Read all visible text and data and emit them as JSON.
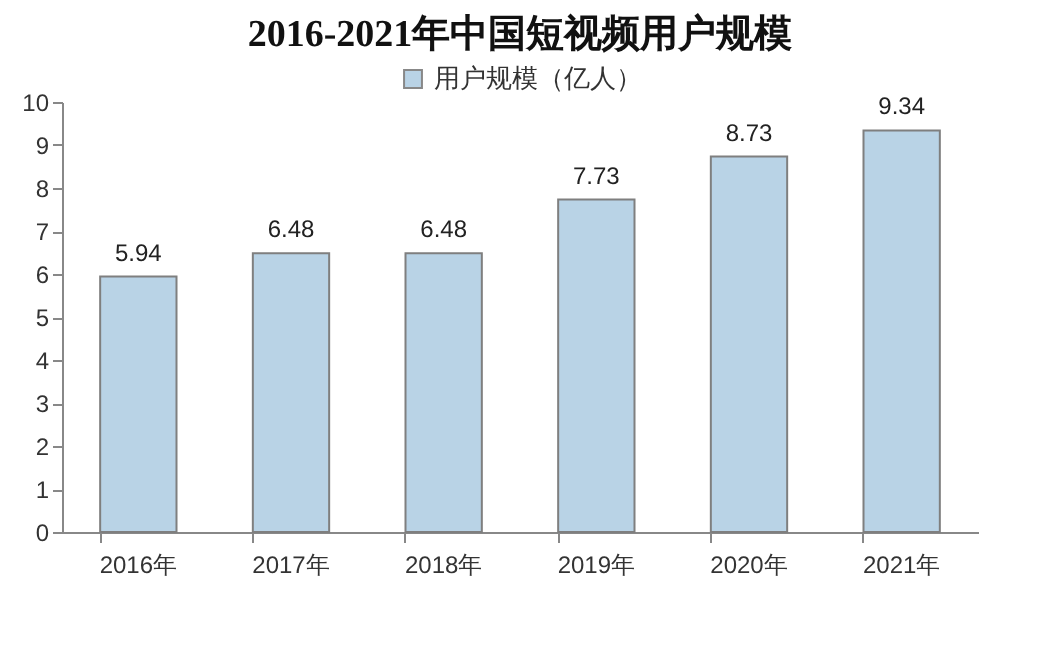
{
  "chart_data": {
    "type": "bar",
    "title": "2016-2021年中国短视频用户规模",
    "categories": [
      "2016年",
      "2017年",
      "2018年",
      "2019年",
      "2020年",
      "2021年"
    ],
    "series": [
      {
        "name": "用户规模（亿人）",
        "color": "#b9d3e6",
        "values": [
          5.94,
          6.48,
          6.48,
          7.73,
          8.73,
          9.34
        ]
      }
    ],
    "ylim": [
      0,
      10
    ],
    "yticks": [
      0,
      1,
      2,
      3,
      4,
      5,
      6,
      7,
      8,
      9,
      10
    ],
    "grid": false,
    "legend": "top",
    "data_labels": true
  }
}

- [What to do]: Each record should be quoted exactly, with the images omitted.

- [Complete output]:
Read all visible text and data and emit them as JSON.
{
  "chart_data": {
    "type": "bar",
    "title": "2016-2021年中国短视频用户规模",
    "categories": [
      "2016年",
      "2017年",
      "2018年",
      "2019年",
      "2020年",
      "2021年"
    ],
    "series": [
      {
        "name": "用户规模（亿人）",
        "color": "#b9d3e6",
        "values": [
          5.94,
          6.48,
          6.48,
          7.73,
          8.73,
          9.34
        ]
      }
    ],
    "ylim": [
      0,
      10
    ],
    "yticks": [
      0,
      1,
      2,
      3,
      4,
      5,
      6,
      7,
      8,
      9,
      10
    ],
    "grid": false,
    "legend": "top",
    "data_labels": true
  }
}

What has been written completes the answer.